** REQUEST **
Set down exactly, and only, the lines from the one with "What's the underlying" to the final line of the entries, both included.

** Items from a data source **
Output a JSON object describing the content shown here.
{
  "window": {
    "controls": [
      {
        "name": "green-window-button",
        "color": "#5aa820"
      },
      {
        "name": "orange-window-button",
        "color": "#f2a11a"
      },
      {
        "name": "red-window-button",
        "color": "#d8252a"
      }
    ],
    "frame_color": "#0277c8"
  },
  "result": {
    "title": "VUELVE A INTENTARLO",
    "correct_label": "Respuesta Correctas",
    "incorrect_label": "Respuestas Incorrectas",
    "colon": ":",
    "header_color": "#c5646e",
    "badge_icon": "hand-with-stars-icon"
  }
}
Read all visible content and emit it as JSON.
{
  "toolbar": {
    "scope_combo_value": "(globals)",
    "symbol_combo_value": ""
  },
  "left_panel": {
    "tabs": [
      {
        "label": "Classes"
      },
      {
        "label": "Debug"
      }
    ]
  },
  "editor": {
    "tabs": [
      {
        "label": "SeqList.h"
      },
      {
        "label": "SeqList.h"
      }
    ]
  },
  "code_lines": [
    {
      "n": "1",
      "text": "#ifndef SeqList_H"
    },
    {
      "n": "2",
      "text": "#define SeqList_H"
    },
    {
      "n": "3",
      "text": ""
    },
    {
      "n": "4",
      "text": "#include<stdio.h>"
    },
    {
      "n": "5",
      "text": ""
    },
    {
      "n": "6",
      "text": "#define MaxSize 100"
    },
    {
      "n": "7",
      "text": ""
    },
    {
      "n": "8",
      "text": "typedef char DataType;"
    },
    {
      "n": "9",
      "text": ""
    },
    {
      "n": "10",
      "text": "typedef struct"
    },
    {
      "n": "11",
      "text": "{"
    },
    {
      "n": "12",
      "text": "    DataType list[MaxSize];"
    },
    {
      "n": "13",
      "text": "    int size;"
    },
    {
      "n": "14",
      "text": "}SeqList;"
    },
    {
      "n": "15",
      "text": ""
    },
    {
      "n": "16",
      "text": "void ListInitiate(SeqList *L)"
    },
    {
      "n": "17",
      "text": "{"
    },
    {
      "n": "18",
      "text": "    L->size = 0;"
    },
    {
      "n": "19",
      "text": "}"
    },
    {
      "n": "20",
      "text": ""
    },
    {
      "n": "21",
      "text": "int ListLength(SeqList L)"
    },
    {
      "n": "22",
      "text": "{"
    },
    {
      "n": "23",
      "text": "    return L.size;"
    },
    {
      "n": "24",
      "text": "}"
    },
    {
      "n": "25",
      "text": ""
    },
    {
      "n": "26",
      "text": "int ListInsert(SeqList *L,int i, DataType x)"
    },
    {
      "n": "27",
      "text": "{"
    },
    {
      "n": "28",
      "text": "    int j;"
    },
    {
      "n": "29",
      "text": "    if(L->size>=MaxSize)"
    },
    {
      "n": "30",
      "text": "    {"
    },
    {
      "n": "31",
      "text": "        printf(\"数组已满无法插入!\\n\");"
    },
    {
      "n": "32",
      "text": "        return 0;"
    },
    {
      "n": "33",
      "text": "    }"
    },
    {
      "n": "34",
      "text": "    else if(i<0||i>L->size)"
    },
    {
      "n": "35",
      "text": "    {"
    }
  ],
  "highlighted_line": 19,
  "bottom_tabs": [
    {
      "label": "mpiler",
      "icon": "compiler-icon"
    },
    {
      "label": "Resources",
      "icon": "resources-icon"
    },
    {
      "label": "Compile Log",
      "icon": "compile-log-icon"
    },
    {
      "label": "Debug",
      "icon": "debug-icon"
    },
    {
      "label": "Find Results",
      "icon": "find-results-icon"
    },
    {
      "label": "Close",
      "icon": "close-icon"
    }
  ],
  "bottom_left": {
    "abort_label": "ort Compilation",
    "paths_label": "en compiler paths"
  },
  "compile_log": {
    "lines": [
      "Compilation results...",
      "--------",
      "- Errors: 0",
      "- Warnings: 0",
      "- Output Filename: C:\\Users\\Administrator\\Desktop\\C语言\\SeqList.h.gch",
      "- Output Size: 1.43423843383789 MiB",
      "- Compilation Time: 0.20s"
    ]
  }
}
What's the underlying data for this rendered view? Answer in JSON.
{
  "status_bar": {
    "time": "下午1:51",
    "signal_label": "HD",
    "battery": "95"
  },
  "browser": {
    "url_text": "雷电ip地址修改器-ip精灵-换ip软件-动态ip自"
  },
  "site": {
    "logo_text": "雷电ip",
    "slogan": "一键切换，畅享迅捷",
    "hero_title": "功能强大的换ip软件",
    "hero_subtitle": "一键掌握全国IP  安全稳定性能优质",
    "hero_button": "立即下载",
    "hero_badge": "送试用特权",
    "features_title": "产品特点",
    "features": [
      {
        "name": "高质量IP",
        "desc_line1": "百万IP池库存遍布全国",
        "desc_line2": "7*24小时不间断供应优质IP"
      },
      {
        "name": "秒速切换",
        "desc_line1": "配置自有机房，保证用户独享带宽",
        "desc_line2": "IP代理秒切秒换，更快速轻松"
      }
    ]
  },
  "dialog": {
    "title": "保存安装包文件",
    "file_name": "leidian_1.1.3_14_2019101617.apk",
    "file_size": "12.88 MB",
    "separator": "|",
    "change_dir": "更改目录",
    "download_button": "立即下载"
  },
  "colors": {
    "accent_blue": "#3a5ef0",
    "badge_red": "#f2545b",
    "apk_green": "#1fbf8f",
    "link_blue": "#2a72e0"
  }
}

** SOLUTION FOR THIS TASK **
What's the underlying data for this rendered view? Answer in JSON.
{
  "status_bar": {
    "time": "下午1:51",
    "signal_label": "HD",
    "battery": "95"
  },
  "browser": {
    "url_text": "雷电ip地址修改器-ip精灵-换ip软件-动态ip自"
  },
  "site": {
    "logo_text": "雷电ip",
    "slogan": "一键切换，畅享迅捷",
    "hero_title": "功能强大的换ip软件",
    "hero_subtitle": "一键掌握全国IP  安全稳定性能优质",
    "hero_button": "立即下载",
    "hero_badge": "送试用特权",
    "features_title": "产品特点",
    "features": [
      {
        "name": "高质量IP",
        "desc_line1": "百万IP池库存遍布全国",
        "desc_line2": "7*24小时不间断供应优质IP"
      },
      {
        "name": "秒速切换",
        "desc_line1": "配置自有机房，保证用户独享带宽",
        "desc_line2": "IP代理秒切秒换，更快速轻松"
      }
    ]
  },
  "dialog": {
    "title": "保存安装包文件",
    "file_name": "leidian_1.1.3_14_2019101617.apk",
    "file_size": "12.88 MB",
    "separator": "|",
    "change_dir": "更改目录",
    "download_button": "立即下载"
  },
  "colors": {
    "accent_blue": "#3a5ef0",
    "badge_red": "#f2545b",
    "apk_green": "#1fbf8f",
    "link_blue": "#2a72e0"
  }
}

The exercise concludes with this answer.